**Given problem 1**
In the entries, change "series-line" to "data-line" in the lines starting with the one containing "Decompose this screenshot" and going on through the one containing "series-line-1: [248, 28, 1257, 1096]". Give only those lines back, with nothing else altered.

Understanding Recommendations

Beta feature — Query Analyzer is disabled by default and available on demand. Contact your StarTree account team to have it enabled for your environment.

This page is a reference for everything Query Analyzer returns. Use it to understand what each field means, what triggered a specific finding, and what the different recommendation and risk flag categories represent.

Output Sections

Risk Flags

The main output section. Each risk flag represents one detected issue and bundles everything related to that issue in one place: what was found, why it matters, the measured evidence behind it, and — for runtime analysis — the operator metrics and any correctness concerns.

Field	Description
Type	The category of issue detected (see Risk Flag Types below)
Severity	How serious the issue is — `HIGH`, `MEDIUM`, or `LOW`
Description	A plain-English explanation of what was found and why it matters
Evidence	The specific data that triggered the flag — for example, a column name, cardinality value, index configuration, or measured execution metric
Confidence	How confident the analyzer is in the finding — `HIGH`, `MEDIUM`, or `LOW`
Operator (runtime)	The execution operator this flag relates to — for example, Hash Join or Table Scan (see Operator Types)
Metrics (runtime)	Measured execution values for the operator — time, memory, rows, bytes shuffled

Only HIGH and MEDIUM confidence findings are shown. Low-confidence results are suppressed to keep output focused.

When a risk flag carries a correctness alert, address it before acting on performance recommendations. A correctness issue — such as the group limit being reached — means query results may already be incomplete, which affects how you should interpret the rest of the analysis.

Recommendations

Ranked, actionable suggestions. Each recommendation includes:

Field	Description
Rank	Priority order — rank 1 has the highest expected impact
Title	Short description of the action to take
Type	The category of change recommended (see Recommendation Types below)
Description	Detailed explanation of why this change helps
Suggested Change	A before/after view of the specific change — a query snippet, index config, or hint
Expected Impact	How much improvement is expected — `HIGH`, `MEDIUM`, or `LOW`
Confidence	How confident the analyzer is in this recommendation — `HIGH`, `MEDIUM`, or `LOW`
Evidence	References to the supporting evidence items that justify this recommendation
Tradeoffs	Side effects or caveats to consider before applying the change
Correctness Notes	Semantic considerations — for example, whether a join reorder affects NULL handling

Recommendations are ranked by expected impact first, then confidence. A query rewrite that eliminates an expensive operation ranks above an index addition at the same impact level.

**Data for processing**

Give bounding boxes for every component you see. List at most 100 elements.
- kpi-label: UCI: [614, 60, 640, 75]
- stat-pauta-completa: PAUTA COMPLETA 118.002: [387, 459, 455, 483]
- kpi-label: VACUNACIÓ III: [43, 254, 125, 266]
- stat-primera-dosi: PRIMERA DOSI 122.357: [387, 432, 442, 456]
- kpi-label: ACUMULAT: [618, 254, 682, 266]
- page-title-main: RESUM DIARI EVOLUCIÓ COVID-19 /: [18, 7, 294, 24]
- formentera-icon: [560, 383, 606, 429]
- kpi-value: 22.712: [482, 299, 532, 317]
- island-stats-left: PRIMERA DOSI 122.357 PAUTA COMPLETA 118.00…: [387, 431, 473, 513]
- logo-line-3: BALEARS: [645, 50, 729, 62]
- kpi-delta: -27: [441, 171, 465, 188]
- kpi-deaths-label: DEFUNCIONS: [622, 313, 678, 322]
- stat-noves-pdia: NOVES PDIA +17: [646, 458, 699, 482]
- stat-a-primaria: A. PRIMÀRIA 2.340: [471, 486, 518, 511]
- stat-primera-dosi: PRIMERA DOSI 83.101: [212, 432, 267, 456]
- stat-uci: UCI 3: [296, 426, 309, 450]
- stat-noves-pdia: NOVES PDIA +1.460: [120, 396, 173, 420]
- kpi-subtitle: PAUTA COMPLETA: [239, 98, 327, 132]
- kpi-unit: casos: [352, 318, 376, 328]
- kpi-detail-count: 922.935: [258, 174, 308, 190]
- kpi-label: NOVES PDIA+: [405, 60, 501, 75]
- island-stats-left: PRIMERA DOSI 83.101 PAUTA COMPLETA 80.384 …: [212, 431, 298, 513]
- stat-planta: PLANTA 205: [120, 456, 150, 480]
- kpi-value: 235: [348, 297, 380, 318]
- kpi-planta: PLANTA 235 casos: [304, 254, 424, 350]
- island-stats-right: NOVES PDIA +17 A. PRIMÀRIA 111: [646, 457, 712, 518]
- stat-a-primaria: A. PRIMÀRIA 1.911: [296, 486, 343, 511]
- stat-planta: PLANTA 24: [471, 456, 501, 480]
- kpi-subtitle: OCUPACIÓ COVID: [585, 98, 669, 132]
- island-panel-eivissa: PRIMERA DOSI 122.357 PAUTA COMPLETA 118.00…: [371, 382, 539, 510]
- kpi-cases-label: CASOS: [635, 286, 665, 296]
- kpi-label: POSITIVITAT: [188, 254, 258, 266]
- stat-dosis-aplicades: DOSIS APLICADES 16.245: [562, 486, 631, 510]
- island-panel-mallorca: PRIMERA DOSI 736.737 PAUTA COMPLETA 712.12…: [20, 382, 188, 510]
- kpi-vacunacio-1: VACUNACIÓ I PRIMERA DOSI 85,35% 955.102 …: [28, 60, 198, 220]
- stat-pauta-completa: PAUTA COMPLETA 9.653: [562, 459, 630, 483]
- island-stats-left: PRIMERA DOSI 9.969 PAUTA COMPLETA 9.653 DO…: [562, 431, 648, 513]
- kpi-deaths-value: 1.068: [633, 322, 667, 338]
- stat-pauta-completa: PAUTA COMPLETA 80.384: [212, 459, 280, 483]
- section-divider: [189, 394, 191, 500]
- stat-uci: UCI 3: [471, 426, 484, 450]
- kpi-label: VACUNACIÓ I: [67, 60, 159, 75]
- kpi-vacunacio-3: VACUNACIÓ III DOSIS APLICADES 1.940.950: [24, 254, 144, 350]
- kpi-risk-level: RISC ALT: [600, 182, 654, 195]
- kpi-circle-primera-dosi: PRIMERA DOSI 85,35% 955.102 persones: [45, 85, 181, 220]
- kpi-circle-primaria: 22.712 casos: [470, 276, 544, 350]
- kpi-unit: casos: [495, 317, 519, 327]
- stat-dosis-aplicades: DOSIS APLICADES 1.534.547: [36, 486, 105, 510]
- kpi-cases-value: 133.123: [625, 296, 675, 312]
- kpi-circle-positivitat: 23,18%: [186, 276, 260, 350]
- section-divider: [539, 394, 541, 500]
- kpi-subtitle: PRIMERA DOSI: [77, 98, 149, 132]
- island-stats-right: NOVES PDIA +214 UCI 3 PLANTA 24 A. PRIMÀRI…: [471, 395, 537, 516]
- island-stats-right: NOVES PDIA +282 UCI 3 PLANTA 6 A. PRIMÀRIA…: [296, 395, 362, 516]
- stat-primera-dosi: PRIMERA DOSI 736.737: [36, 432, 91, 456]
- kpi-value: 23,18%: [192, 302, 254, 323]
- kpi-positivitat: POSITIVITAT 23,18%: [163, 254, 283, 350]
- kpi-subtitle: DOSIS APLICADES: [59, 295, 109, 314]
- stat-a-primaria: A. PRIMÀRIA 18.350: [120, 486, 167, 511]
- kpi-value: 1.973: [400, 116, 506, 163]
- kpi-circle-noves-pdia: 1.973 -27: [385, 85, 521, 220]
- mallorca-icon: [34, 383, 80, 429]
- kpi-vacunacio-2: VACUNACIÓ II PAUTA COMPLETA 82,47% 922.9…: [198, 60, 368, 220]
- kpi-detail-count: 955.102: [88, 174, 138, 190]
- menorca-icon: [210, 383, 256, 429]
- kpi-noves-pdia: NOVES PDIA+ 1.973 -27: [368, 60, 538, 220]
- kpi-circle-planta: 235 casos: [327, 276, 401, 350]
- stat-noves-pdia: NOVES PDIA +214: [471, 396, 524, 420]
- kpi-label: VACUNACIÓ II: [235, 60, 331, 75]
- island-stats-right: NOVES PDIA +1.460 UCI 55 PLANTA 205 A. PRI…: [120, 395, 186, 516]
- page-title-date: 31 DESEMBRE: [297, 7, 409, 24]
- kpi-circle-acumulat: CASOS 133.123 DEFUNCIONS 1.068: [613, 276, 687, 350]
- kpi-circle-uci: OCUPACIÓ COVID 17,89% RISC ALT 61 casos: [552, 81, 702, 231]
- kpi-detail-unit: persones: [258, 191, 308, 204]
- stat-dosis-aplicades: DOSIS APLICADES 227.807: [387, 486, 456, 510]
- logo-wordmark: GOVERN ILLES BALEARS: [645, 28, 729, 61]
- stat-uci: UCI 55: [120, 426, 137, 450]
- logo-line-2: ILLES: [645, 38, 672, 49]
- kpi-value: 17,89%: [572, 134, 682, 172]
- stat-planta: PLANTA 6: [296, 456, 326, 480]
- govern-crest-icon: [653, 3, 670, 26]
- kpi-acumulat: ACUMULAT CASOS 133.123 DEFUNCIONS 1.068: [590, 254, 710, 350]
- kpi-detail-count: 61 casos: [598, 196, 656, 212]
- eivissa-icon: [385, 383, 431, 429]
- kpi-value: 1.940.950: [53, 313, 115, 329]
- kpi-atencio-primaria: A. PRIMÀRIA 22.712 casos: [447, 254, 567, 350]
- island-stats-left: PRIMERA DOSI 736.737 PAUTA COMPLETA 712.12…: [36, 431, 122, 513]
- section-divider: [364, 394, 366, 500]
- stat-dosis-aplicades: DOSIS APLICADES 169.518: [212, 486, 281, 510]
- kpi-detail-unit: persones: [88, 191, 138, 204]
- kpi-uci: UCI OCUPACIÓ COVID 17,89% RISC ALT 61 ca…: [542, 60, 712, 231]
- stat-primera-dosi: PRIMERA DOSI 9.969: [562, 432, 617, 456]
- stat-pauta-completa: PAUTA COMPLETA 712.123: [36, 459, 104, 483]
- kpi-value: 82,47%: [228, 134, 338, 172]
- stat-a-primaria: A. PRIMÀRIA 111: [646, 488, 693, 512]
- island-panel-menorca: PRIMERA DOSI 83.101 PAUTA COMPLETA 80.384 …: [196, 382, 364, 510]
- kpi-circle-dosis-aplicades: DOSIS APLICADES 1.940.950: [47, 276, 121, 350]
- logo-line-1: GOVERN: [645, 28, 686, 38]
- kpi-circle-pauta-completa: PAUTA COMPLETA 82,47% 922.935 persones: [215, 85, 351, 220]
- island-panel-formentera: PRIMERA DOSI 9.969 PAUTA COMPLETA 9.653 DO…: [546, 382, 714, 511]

* * *

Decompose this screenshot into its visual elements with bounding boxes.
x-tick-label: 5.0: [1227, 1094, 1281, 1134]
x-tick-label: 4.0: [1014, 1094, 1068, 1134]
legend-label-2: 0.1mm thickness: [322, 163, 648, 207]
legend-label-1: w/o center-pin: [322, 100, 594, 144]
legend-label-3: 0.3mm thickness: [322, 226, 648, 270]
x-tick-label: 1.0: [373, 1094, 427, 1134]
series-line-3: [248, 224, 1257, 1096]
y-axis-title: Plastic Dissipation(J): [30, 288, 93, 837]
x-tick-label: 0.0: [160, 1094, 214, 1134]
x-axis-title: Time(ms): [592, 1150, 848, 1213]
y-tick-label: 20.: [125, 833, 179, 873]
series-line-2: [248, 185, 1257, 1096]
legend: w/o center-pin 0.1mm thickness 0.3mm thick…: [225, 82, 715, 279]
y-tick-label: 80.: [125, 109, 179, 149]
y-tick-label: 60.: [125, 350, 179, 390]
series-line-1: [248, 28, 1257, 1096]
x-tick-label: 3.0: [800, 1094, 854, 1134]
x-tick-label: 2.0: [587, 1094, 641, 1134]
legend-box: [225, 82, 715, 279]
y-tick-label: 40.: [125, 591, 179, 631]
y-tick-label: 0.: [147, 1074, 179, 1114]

---

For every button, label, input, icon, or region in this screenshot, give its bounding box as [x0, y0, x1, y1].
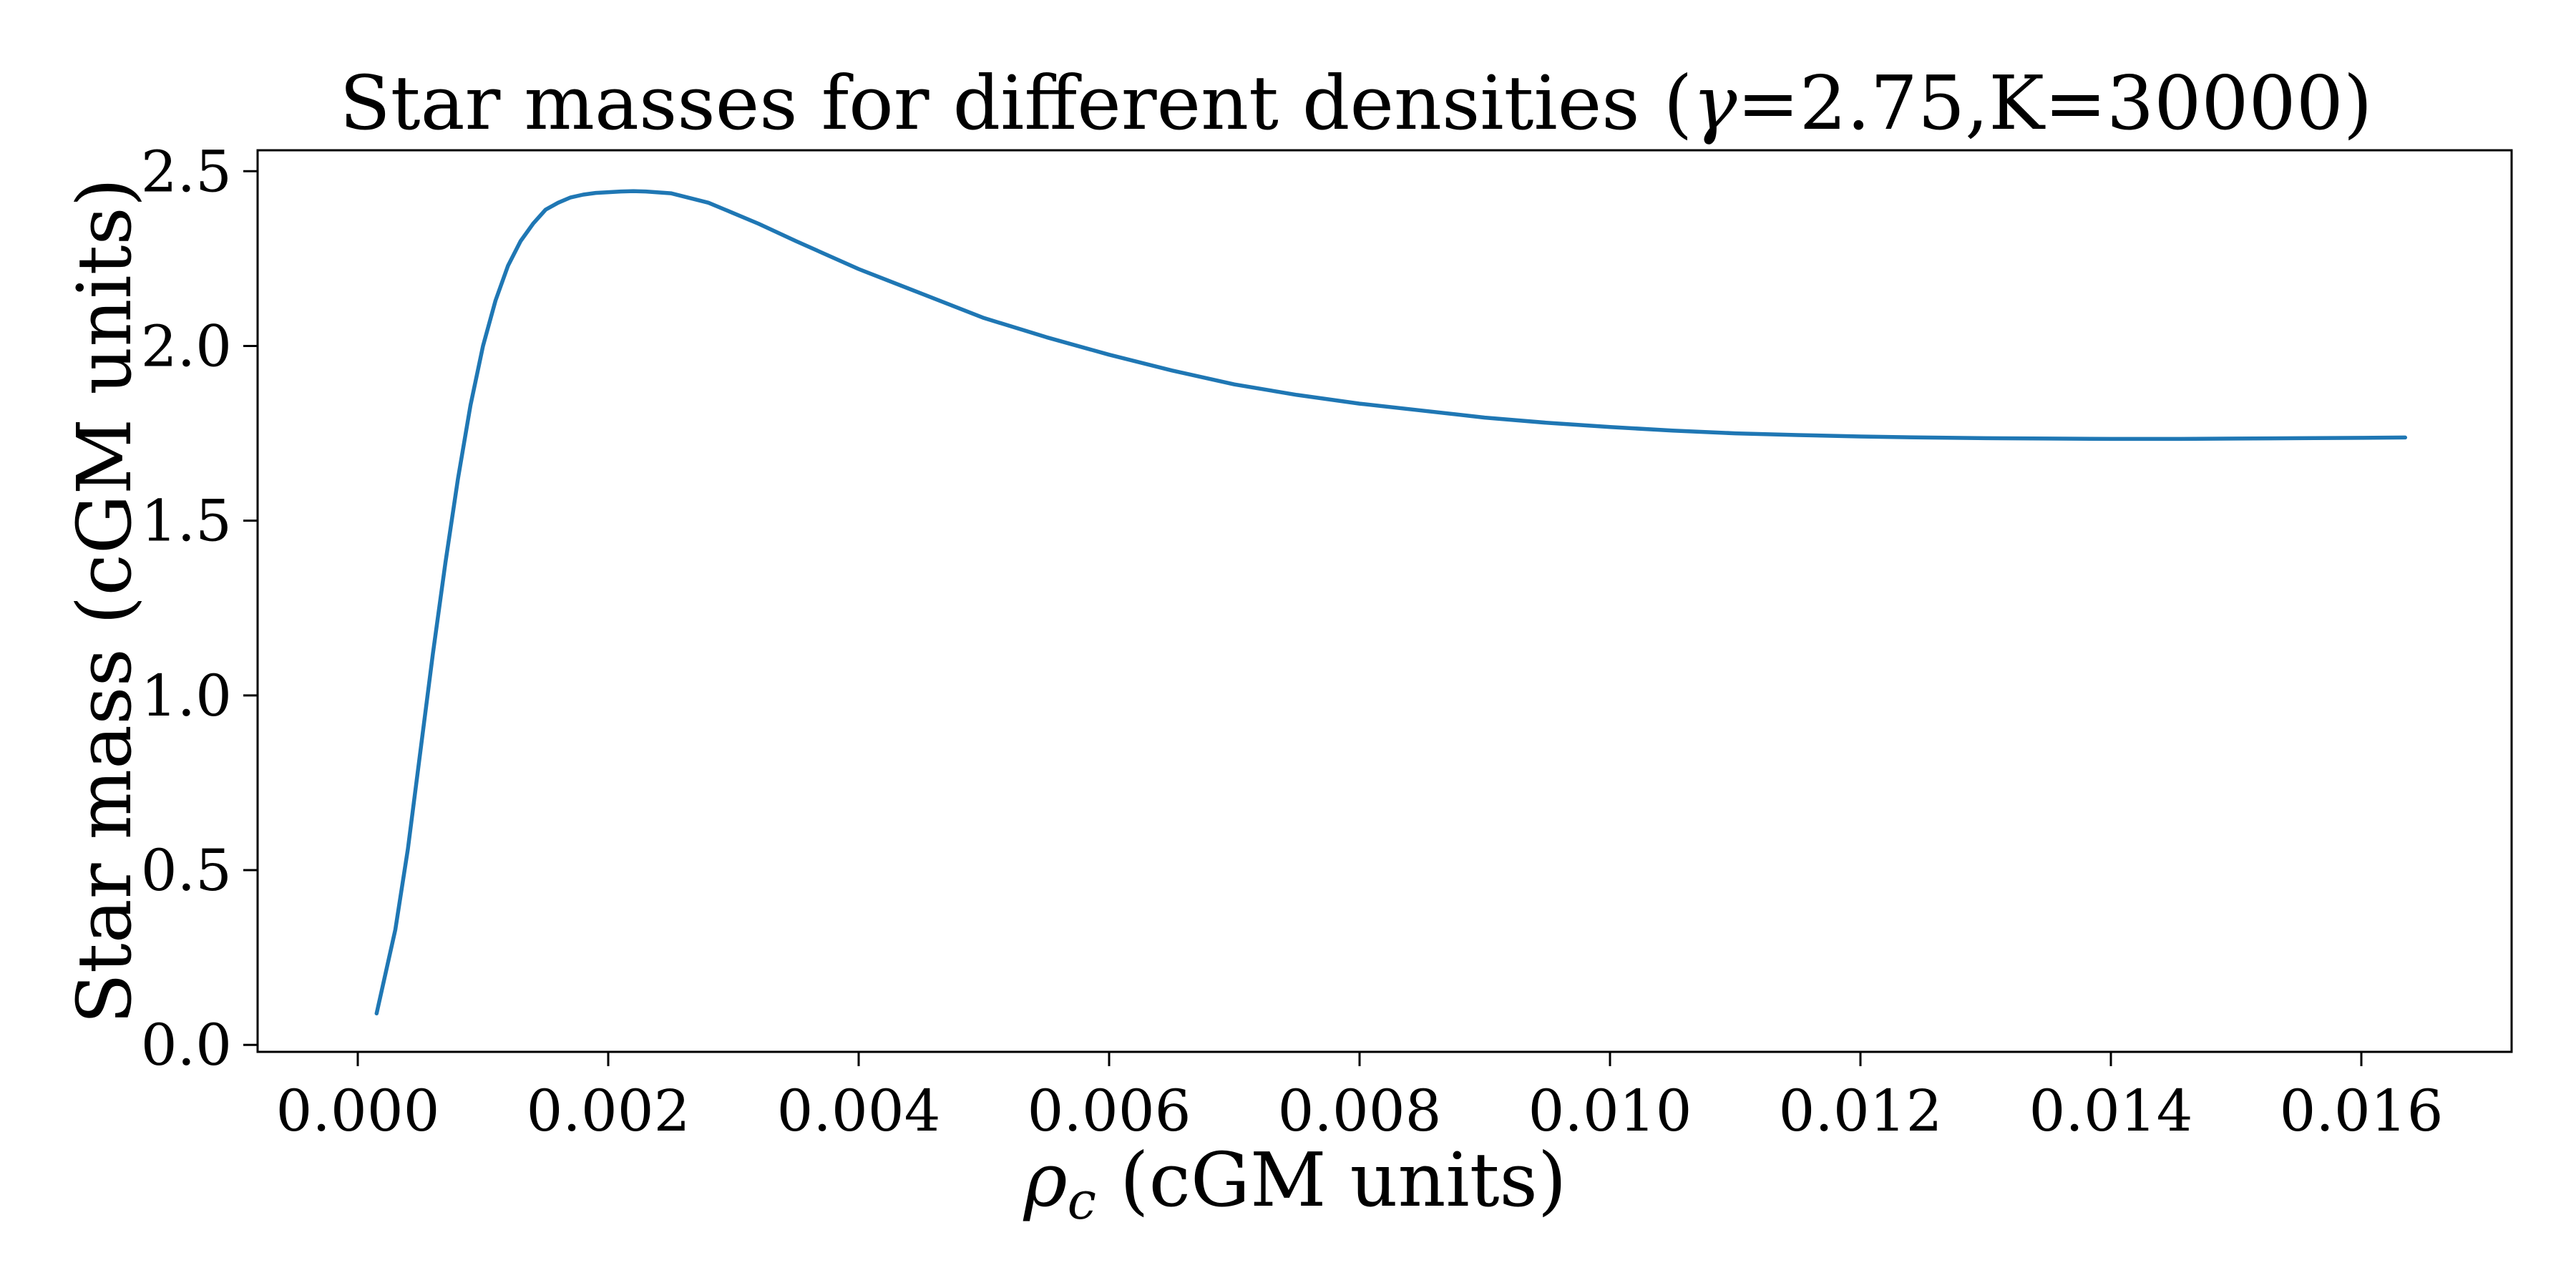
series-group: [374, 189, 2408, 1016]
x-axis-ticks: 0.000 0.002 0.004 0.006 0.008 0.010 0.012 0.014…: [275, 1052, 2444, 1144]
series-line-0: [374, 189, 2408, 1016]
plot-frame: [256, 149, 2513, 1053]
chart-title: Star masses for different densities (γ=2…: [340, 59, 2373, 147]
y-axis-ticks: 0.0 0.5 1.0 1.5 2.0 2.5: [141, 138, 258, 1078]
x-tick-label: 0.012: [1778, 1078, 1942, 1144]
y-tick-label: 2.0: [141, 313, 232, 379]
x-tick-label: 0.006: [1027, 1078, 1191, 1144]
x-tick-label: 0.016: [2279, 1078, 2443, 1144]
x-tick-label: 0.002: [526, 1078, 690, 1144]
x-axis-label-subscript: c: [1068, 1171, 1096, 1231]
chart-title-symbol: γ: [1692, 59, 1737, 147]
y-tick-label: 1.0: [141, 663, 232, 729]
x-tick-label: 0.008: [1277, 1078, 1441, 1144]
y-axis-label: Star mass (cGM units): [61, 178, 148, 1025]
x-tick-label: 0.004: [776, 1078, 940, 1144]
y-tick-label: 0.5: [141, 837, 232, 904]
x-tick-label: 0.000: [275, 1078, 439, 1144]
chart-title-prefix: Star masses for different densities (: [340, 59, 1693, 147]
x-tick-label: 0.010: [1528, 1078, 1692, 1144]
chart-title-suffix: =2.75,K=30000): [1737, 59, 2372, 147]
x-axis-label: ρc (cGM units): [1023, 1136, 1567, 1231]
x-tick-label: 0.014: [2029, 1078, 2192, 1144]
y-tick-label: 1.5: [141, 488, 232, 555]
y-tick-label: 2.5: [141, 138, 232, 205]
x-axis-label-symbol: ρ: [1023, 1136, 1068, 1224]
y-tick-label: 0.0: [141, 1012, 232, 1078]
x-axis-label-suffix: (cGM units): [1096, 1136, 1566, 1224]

**Given problem 2**
Using the Query Analyzer reference, say whether each statement agrees with it: (a) Low-confidence findings appear in the output. (b) A recommendation with rank 1 has the highest expected impact. (c) Query Analyzer is turned on by default.

**Task response 1**
Decompose this screenshot into its visual elements with bounding boxes.
x-tick-label: 5.0: [1227, 1094, 1281, 1134]
x-tick-label: 4.0: [1014, 1094, 1068, 1134]
legend-label-2: 0.1mm thickness: [322, 163, 648, 207]
legend-label-1: w/o center-pin: [322, 100, 594, 144]
legend-label-3: 0.3mm thickness: [322, 226, 648, 270]
x-tick-label: 1.0: [373, 1094, 427, 1134]
data-line-3: [248, 224, 1257, 1096]
y-axis-title: Plastic Dissipation(J): [30, 288, 93, 837]
x-tick-label: 0.0: [160, 1094, 214, 1134]
x-axis-title: Time(ms): [592, 1150, 848, 1213]
y-tick-label: 20.: [125, 833, 179, 873]
data-line-2: [248, 185, 1257, 1096]
legend: w/o center-pin 0.1mm thickness 0.3mm thick…: [225, 82, 715, 279]
y-tick-label: 80.: [125, 109, 179, 149]
y-tick-label: 60.: [125, 350, 179, 390]
data-line-1: [248, 28, 1257, 1096]

**Task response 2**
(a) No: "Only HIGH and MEDIUM confidence findings are shown. Low-confidence results are suppressed to keep output focused."
(b) Yes: "rank 1 has the highest expected impact"
(c) No: "Query Analyzer is disabled by default and available on demand."